Best advice yet... :wink:

Control your variables, or else you are just guessing. Blind squirrels do find nuts, just not very often.
 
Of course I'm callin him a knothed! He ain't helpin me out!
Ana nother thing, I have spent a ton of time on this gun. I ain't new to flint locks. I luv em and am planning on getting another. Its just what am I gonna do with this one, besides use it for a tomatoe stake!
My buddy and I ordered two guns at the same time. His gun came through with a Dehaas barrel. In 54 cal. the ball and patch combo go down the barrel smooth as silk, and using a 70 gr. charge of 3F it hits everything ya shoot it at.
LEonard put a green mountain barrel on mine and it won't hit. Won't shoot, flings balls all over the freakin place and let me tell ya the last time I had a gun that did that, that gun is sittin on the bottom of White's Reservoir. This chil got a bit upset, of course the 6 pt buck had a good laugh!
—————
Could you copy the flintlock passage above word for word, keeping every spelling and punctuation mark unchanged?

• Excerpts from a layout annotation set:
—————
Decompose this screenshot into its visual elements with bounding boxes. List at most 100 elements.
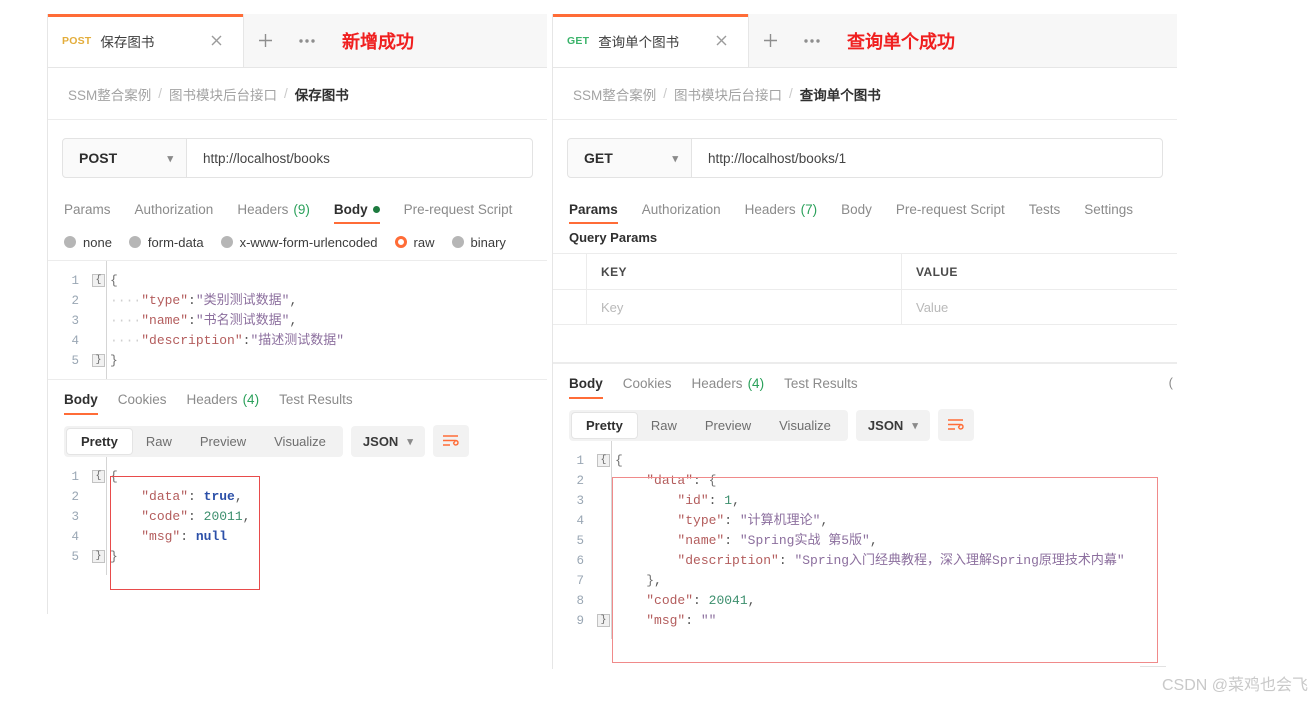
request-tab-pre-request-script[interactable]: Pre-request Script [896, 202, 1005, 224]
wrap-text-icon[interactable] [937, 409, 974, 441]
code-line: 3 ····"name":"书名测试数据", [48, 311, 547, 331]
code-line: 5}} [48, 547, 547, 567]
row-checkbox-cell[interactable] [553, 290, 587, 324]
request-body-editor[interactable]: 1 {{2 ····"type":"类别测试数据", 3 ····"name":"书名测… [48, 260, 547, 379]
line-number: 4 [71, 530, 79, 544]
code-line: 1 {{ [48, 271, 547, 291]
url-bar-left: POST ▾ http://localhost/books [62, 138, 533, 178]
http-method-select[interactable]: POST ▾ [63, 139, 187, 177]
line-number: 8 [576, 594, 584, 608]
chevron-down-icon: ▾ [167, 152, 173, 165]
request-tab-headers[interactable]: Headers (9) [237, 202, 310, 224]
watermark-rule [1140, 666, 1166, 667]
code-text: "data": { [646, 473, 717, 488]
request-tab-headers[interactable]: Headers (7) [745, 202, 818, 224]
line-number: 2 [71, 294, 79, 308]
response-toolbar-right: Pretty Raw Preview Visualize JSON ▾ [553, 399, 1177, 441]
response-tab-test-results[interactable]: Test Results [784, 376, 858, 399]
request-tabs-right: Params Authorization Headers (7) Body Pr… [553, 194, 1177, 224]
code-line: 3 "id": 1, [553, 491, 1177, 511]
request-tab-query-single-book[interactable]: GET 查询单个图书 [553, 14, 749, 67]
request-tab-authorization[interactable]: Authorization [135, 202, 214, 224]
request-tab-settings[interactable]: Settings [1084, 202, 1133, 224]
breadcrumb-group[interactable]: 图书模块后台接口 [169, 84, 277, 104]
response-body-viewer[interactable]: 1{{2 "data": {3 "id": 1, 4 "type": "计算机理论… [553, 441, 1177, 639]
code-line: 5 "name": "Spring实战 第5版", [553, 531, 1177, 551]
body-type-raw[interactable]: raw [394, 235, 435, 250]
response-format-value: JSON [362, 433, 399, 449]
response-tab-cookies[interactable]: Cookies [623, 376, 672, 399]
http-method-value: GET [584, 150, 613, 166]
breadcrumb-group[interactable]: 图书模块后台接口 [674, 84, 782, 104]
response-format-select[interactable]: JSON ▾ [350, 425, 425, 457]
chevron-down-icon: ▾ [407, 435, 413, 448]
query-params-table: KEY VALUE Key Value [553, 253, 1177, 325]
ellipsis-icon[interactable] [286, 14, 328, 67]
request-tab-params[interactable]: Params [64, 202, 111, 224]
close-icon[interactable] [710, 30, 732, 52]
request-tab-params[interactable]: Params [569, 202, 618, 224]
line-number: 9 [576, 614, 584, 628]
response-format-select[interactable]: JSON ▾ [855, 409, 930, 441]
request-tab-body[interactable]: Body [841, 202, 872, 224]
close-icon[interactable] [205, 30, 227, 52]
response-body-viewer[interactable]: 1{{2 "data": true, 3 "code": 20011, 4 "msg… [48, 457, 547, 575]
view-mode-preview[interactable]: Preview [691, 413, 765, 438]
tab-title: 保存图书 [100, 34, 155, 50]
response-status-text: ( [1168, 375, 1173, 390]
line-number: 2 [576, 474, 584, 488]
response-tab-headers[interactable]: Headers (4) [187, 392, 260, 415]
view-mode-pretty[interactable]: Pretty [67, 428, 132, 454]
column-header-key: KEY [587, 254, 902, 289]
code-text: } [110, 549, 118, 564]
http-method-select[interactable]: GET ▾ [568, 139, 692, 177]
headers-count: (7) [800, 202, 818, 217]
plus-icon[interactable] [244, 14, 286, 67]
ellipsis-icon[interactable] [791, 14, 833, 67]
line-number: 5 [576, 534, 584, 548]
breadcrumb-root[interactable]: SSM整合案例 [68, 84, 151, 104]
url-input[interactable]: http://localhost/books/1 [692, 139, 1162, 177]
request-tab-tests[interactable]: Tests [1029, 202, 1061, 224]
breadcrumb-separator: / [284, 86, 288, 101]
radio-label: binary [470, 234, 506, 250]
request-tab-pre-request-script[interactable]: Pre-request Script [404, 202, 513, 224]
plus-icon[interactable] [749, 14, 791, 67]
radio-label: none [83, 234, 112, 250]
tab-label: Settings [1084, 202, 1134, 217]
view-mode-raw[interactable]: Raw [637, 413, 691, 438]
request-tab-authorization[interactable]: Authorization [642, 202, 721, 224]
line-number: 6 [576, 554, 584, 568]
body-type-binary[interactable]: binary [451, 234, 506, 250]
response-tab-cookies[interactable]: Cookies [118, 392, 167, 415]
response-tab-body[interactable]: Body [64, 392, 98, 415]
code-text: { [110, 469, 118, 484]
table-row[interactable]: Key Value [553, 289, 1177, 324]
body-type-none[interactable]: none [64, 235, 112, 250]
response-tab-test-results[interactable]: Test Results [279, 392, 353, 415]
request-tab-body[interactable]: Body [333, 202, 380, 224]
annotation-label-left: 新增成功 [342, 31, 414, 52]
code-line: 5}} [48, 351, 547, 371]
view-mode-preview[interactable]: Preview [186, 429, 260, 454]
view-mode-visualize[interactable]: Visualize [260, 429, 340, 454]
view-mode-pretty[interactable]: Pretty [572, 412, 637, 438]
response-tab-body[interactable]: Body [569, 376, 603, 399]
indent-guide [106, 261, 107, 379]
code-line: 7 }, [553, 571, 1177, 591]
radio-label: x-www-form-urlencoded [239, 234, 378, 250]
body-type-form-data[interactable]: form-data [128, 235, 204, 250]
code-line: 9} "msg": "" [553, 611, 1177, 631]
url-input[interactable]: http://localhost/books [187, 139, 532, 177]
response-tab-headers[interactable]: Headers (4) [692, 376, 765, 399]
breadcrumb-separator: / [158, 86, 163, 101]
view-mode-visualize[interactable]: Visualize [765, 413, 845, 438]
param-value-input[interactable]: Value [902, 290, 1177, 324]
param-key-input[interactable]: Key [587, 290, 902, 324]
request-tab-save-book[interactable]: POST 保存图书 [48, 14, 244, 67]
breadcrumb-root[interactable]: SSM整合案例 [573, 84, 656, 104]
wrap-text-icon[interactable] [432, 425, 469, 457]
breadcrumb-current: 查询单个图书 [799, 87, 881, 103]
body-type-urlencoded[interactable]: x-www-form-urlencoded [220, 234, 378, 250]
view-mode-raw[interactable]: Raw [132, 429, 186, 454]
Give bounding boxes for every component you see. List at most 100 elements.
—————
• SOLUTION TO THIS EXERCISE:
Best advice yet... :wink:

Control your variables, or else you are just guessing. Blind squirrels do find nuts, just not very often.
 
Of course I'm callin him a knothed! He ain't helpin me out!
Ana nother thing, I have spent a ton of time on this gun. I ain't new to flint locks. I luv em and am planning on getting another. Its just what am I gonna do with this one, besides use it for a tomatoe stake!
My buddy and I ordered two guns at the same time. His gun came through with a Dehaas barrel. In 54 cal. the ball and patch combo go down the barrel smooth as silk, and using a 70 gr. charge of 3F it hits everything ya shoot it at.
LEonard put a green mountain barrel on mine and it won't hit. Won't shoot, flings balls all over the freakin place and let me tell ya the last time I had a gun that did that, that gun is sittin on the bottom of White's Reservoir. This chil got a bit upset, of course the 6 pt buck had a good laugh!